Repeat each entry in full, exactly.
[start Excerpted records]
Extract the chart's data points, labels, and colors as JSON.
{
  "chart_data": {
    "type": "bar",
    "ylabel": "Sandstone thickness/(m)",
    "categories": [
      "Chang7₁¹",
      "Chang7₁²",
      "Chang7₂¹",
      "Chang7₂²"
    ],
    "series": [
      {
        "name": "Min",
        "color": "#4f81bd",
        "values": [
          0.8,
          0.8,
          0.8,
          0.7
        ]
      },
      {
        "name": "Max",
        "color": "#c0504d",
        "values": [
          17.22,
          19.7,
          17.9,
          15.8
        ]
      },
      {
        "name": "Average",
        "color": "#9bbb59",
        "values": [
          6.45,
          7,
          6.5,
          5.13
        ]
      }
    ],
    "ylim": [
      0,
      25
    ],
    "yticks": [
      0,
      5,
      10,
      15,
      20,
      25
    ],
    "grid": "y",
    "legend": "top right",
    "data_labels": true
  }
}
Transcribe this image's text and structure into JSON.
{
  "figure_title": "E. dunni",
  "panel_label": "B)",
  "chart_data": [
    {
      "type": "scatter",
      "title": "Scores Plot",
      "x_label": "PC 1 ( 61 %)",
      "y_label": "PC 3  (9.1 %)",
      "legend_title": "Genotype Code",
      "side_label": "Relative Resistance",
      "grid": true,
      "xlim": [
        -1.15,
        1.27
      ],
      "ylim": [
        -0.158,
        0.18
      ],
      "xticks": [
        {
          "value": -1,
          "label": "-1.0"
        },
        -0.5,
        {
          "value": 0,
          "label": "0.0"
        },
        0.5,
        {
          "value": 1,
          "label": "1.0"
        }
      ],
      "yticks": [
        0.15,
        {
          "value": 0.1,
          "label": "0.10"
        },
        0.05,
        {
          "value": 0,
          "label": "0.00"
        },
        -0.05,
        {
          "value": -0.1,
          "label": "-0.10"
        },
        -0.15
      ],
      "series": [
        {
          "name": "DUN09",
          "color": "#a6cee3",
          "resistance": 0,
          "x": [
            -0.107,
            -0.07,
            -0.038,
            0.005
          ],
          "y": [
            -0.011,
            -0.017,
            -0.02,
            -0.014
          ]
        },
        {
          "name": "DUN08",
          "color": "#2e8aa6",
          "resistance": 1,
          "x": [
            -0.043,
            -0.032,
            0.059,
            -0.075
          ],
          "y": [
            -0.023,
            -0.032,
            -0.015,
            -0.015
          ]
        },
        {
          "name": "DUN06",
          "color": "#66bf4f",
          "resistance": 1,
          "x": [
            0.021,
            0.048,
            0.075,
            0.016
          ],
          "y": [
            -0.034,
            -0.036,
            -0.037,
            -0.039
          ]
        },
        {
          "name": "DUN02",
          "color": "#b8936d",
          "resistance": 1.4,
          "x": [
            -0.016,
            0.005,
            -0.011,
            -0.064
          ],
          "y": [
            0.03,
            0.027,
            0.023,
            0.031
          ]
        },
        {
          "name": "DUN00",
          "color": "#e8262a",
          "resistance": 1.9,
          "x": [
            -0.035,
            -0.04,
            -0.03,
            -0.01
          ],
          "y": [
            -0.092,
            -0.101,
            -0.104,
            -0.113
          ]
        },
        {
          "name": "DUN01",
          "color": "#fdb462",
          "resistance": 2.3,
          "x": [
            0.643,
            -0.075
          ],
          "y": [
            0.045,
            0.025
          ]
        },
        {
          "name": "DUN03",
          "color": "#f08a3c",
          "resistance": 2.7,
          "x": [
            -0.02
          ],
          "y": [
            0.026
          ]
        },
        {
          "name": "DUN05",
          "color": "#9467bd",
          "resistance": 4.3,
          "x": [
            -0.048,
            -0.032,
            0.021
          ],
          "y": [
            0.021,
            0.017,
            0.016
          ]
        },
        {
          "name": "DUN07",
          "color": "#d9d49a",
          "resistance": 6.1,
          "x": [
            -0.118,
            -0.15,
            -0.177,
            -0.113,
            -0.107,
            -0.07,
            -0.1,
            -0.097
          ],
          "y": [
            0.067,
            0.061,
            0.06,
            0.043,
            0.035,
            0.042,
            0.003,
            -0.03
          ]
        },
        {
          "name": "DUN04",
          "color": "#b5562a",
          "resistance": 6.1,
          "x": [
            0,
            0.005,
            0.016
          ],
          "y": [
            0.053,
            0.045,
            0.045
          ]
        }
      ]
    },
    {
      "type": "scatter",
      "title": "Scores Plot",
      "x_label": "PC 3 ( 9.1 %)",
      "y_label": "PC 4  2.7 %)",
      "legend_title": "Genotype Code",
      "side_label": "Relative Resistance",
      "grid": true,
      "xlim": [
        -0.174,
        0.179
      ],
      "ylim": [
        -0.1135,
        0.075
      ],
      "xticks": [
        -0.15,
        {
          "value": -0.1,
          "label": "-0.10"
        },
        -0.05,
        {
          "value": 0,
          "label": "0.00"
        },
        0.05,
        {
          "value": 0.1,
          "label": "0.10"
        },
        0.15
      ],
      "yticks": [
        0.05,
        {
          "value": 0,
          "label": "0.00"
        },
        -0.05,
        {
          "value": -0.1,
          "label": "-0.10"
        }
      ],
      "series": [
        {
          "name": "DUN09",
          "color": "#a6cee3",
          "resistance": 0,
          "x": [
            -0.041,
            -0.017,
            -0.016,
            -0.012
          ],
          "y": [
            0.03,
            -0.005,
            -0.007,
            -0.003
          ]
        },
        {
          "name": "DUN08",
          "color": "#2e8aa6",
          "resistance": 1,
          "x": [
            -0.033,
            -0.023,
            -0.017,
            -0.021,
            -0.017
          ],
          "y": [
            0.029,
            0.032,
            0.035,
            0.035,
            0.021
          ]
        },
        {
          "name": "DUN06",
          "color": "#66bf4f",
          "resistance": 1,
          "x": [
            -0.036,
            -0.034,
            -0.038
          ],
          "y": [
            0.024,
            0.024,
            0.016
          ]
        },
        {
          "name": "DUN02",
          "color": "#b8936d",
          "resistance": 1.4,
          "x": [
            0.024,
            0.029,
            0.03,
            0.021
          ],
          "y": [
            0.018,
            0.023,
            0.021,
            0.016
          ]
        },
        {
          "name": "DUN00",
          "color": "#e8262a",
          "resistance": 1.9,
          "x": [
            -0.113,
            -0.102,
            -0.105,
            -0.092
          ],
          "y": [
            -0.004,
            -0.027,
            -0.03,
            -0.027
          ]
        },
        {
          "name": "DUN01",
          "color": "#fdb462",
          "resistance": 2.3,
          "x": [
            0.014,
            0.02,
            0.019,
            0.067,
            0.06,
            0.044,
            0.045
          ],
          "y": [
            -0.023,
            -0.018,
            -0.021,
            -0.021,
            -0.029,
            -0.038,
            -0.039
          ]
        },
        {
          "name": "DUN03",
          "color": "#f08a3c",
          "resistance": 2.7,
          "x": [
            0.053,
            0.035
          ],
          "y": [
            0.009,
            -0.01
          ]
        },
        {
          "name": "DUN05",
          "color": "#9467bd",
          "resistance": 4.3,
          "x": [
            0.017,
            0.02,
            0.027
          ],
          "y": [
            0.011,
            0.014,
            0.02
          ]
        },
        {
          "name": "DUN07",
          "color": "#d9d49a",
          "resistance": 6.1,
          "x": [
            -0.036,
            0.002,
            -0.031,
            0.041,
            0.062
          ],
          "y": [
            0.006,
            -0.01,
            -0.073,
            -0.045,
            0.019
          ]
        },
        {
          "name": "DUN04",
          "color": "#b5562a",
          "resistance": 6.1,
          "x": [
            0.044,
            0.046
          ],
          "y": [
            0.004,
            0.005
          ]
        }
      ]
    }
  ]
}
[end Excerpted records]
Correct result>
Extract the chart's data points, labels, and colors as JSON.
{
  "chart_data": {
    "type": "bar",
    "ylabel": "Sandstone thickness/(m)",
    "categories": [
      "Chang7₁¹",
      "Chang7₁²",
      "Chang7₂¹",
      "Chang7₂²"
    ],
    "series": [
      {
        "name": "Min",
        "color": "#4f81bd",
        "values": [
          0.8,
          0.8,
          0.8,
          0.7
        ]
      },
      {
        "name": "Max",
        "color": "#c0504d",
        "values": [
          17.22,
          19.7,
          17.9,
          15.8
        ]
      },
      {
        "name": "Average",
        "color": "#9bbb59",
        "values": [
          6.45,
          7,
          6.5,
          5.13
        ]
      }
    ],
    "ylim": [
      0,
      25
    ],
    "yticks": [
      0,
      5,
      10,
      15,
      20,
      25
    ],
    "grid": "y",
    "legend": "top right",
    "data_labels": true
  }
}
Transcribe this image's text and structure into JSON.
{
  "figure_title": "E. dunni",
  "panel_label": "B)",
  "chart_data": [
    {
      "type": "scatter",
      "title": "Scores Plot",
      "x_label": "PC 1 ( 61 %)",
      "y_label": "PC 3  (9.1 %)",
      "legend_title": "Genotype Code",
      "side_label": "Relative Resistance",
      "grid": true,
      "xlim": [
        -1.15,
        1.27
      ],
      "ylim": [
        -0.158,
        0.18
      ],
      "xticks": [
        {
          "value": -1,
          "label": "-1.0"
        },
        -0.5,
        {
          "value": 0,
          "label": "0.0"
        },
        0.5,
        {
          "value": 1,
          "label": "1.0"
        }
      ],
      "yticks": [
        0.15,
        {
          "value": 0.1,
          "label": "0.10"
        },
        0.05,
        {
          "value": 0,
          "label": "0.00"
        },
        -0.05,
        {
          "value": -0.1,
          "label": "-0.10"
        },
        -0.15
      ],
      "series": [
        {
          "name": "DUN09",
          "color": "#a6cee3",
          "resistance": 0,
          "x": [
            -0.107,
            -0.07,
            -0.038,
            0.005
          ],
          "y": [
            -0.011,
            -0.017,
            -0.02,
            -0.014
          ]
        },
        {
          "name": "DUN08",
          "color": "#2e8aa6",
          "resistance": 1,
          "x": [
            -0.043,
            -0.032,
            0.059,
            -0.075
          ],
          "y": [
            -0.023,
            -0.032,
            -0.015,
            -0.015
          ]
        },
        {
          "name": "DUN06",
          "color": "#66bf4f",
          "resistance": 1,
          "x": [
            0.021,
            0.048,
            0.075,
            0.016
          ],
          "y": [
            -0.034,
            -0.036,
            -0.037,
            -0.039
          ]
        },
        {
          "name": "DUN02",
          "color": "#b8936d",
          "resistance": 1.4,
          "x": [
            -0.016,
            0.005,
            -0.011,
            -0.064
          ],
          "y": [
            0.03,
            0.027,
            0.023,
            0.031
          ]
        },
        {
          "name": "DUN00",
          "color": "#e8262a",
          "resistance": 1.9,
          "x": [
            -0.035,
            -0.04,
            -0.03,
            -0.01
          ],
          "y": [
            -0.092,
            -0.101,
            -0.104,
            -0.113
          ]
        },
        {
          "name": "DUN01",
          "color": "#fdb462",
          "resistance": 2.3,
          "x": [
            0.643,
            -0.075
          ],
          "y": [
            0.045,
            0.025
          ]
        },
        {
          "name": "DUN03",
          "color": "#f08a3c",
          "resistance": 2.7,
          "x": [
            -0.02
          ],
          "y": [
            0.026
          ]
        },
        {
          "name": "DUN05",
          "color": "#9467bd",
          "resistance": 4.3,
          "x": [
            -0.048,
            -0.032,
            0.021
          ],
          "y": [
            0.021,
            0.017,
            0.016
          ]
        },
        {
          "name": "DUN07",
          "color": "#d9d49a",
          "resistance": 6.1,
          "x": [
            -0.118,
            -0.15,
            -0.177,
            -0.113,
            -0.107,
            -0.07,
            -0.1,
            -0.097
          ],
          "y": [
            0.067,
            0.061,
            0.06,
            0.043,
            0.035,
            0.042,
            0.003,
            -0.03
          ]
        },
        {
          "name": "DUN04",
          "color": "#b5562a",
          "resistance": 6.1,
          "x": [
            0,
            0.005,
            0.016
          ],
          "y": [
            0.053,
            0.045,
            0.045
          ]
        }
      ]
    },
    {
      "type": "scatter",
      "title": "Scores Plot",
      "x_label": "PC 3 ( 9.1 %)",
      "y_label": "PC 4  2.7 %)",
      "legend_title": "Genotype Code",
      "side_label": "Relative Resistance",
      "grid": true,
      "xlim": [
        -0.174,
        0.179
      ],
      "ylim": [
        -0.1135,
        0.075
      ],
      "xticks": [
        -0.15,
        {
          "value": -0.1,
          "label": "-0.10"
        },
        -0.05,
        {
          "value": 0,
          "label": "0.00"
        },
        0.05,
        {
          "value": 0.1,
          "label": "0.10"
        },
        0.15
      ],
      "yticks": [
        0.05,
        {
          "value": 0,
          "label": "0.00"
        },
        -0.05,
        {
          "value": -0.1,
          "label": "-0.10"
        }
      ],
      "series": [
        {
          "name": "DUN09",
          "color": "#a6cee3",
          "resistance": 0,
          "x": [
            -0.041,
            -0.017,
            -0.016,
            -0.012
          ],
          "y": [
            0.03,
            -0.005,
            -0.007,
            -0.003
          ]
        },
        {
          "name": "DUN08",
          "color": "#2e8aa6",
          "resistance": 1,
          "x": [
            -0.033,
            -0.023,
            -0.017,
            -0.021,
            -0.017
          ],
          "y": [
            0.029,
            0.032,
            0.035,
            0.035,
            0.021
          ]
        },
        {
          "name": "DUN06",
          "color": "#66bf4f",
          "resistance": 1,
          "x": [
            -0.036,
            -0.034,
            -0.038
          ],
          "y": [
            0.024,
            0.024,
            0.016
          ]
        },
        {
          "name": "DUN02",
          "color": "#b8936d",
          "resistance": 1.4,
          "x": [
            0.024,
            0.029,
            0.03,
            0.021
          ],
          "y": [
            0.018,
            0.023,
            0.021,
            0.016
          ]
        },
        {
          "name": "DUN00",
          "color": "#e8262a",
          "resistance": 1.9,
          "x": [
            -0.113,
            -0.102,
            -0.105,
            -0.092
          ],
          "y": [
            -0.004,
            -0.027,
            -0.03,
            -0.027
          ]
        },
        {
          "name": "DUN01",
          "color": "#fdb462",
          "resistance": 2.3,
          "x": [
            0.014,
            0.02,
            0.019,
            0.067,
            0.06,
            0.044,
            0.045
          ],
          "y": [
            -0.023,
            -0.018,
            -0.021,
            -0.021,
            -0.029,
            -0.038,
            -0.039
          ]
        },
        {
          "name": "DUN03",
          "color": "#f08a3c",
          "resistance": 2.7,
          "x": [
            0.053,
            0.035
          ],
          "y": [
            0.009,
            -0.01
          ]
        },
        {
          "name": "DUN05",
          "color": "#9467bd",
          "resistance": 4.3,
          "x": [
            0.017,
            0.02,
            0.027
          ],
          "y": [
            0.011,
            0.014,
            0.02
          ]
        },
        {
          "name": "DUN07",
          "color": "#d9d49a",
          "resistance": 6.1,
          "x": [
            -0.036,
            0.002,
            -0.031,
            0.041,
            0.062
          ],
          "y": [
            0.006,
            -0.01,
            -0.073,
            -0.045,
            0.019
          ]
        },
        {
          "name": "DUN04",
          "color": "#b5562a",
          "resistance": 6.1,
          "x": [
            0.044,
            0.046
          ],
          "y": [
            0.004,
            0.005
          ]
        }
      ]
    }
  ]
}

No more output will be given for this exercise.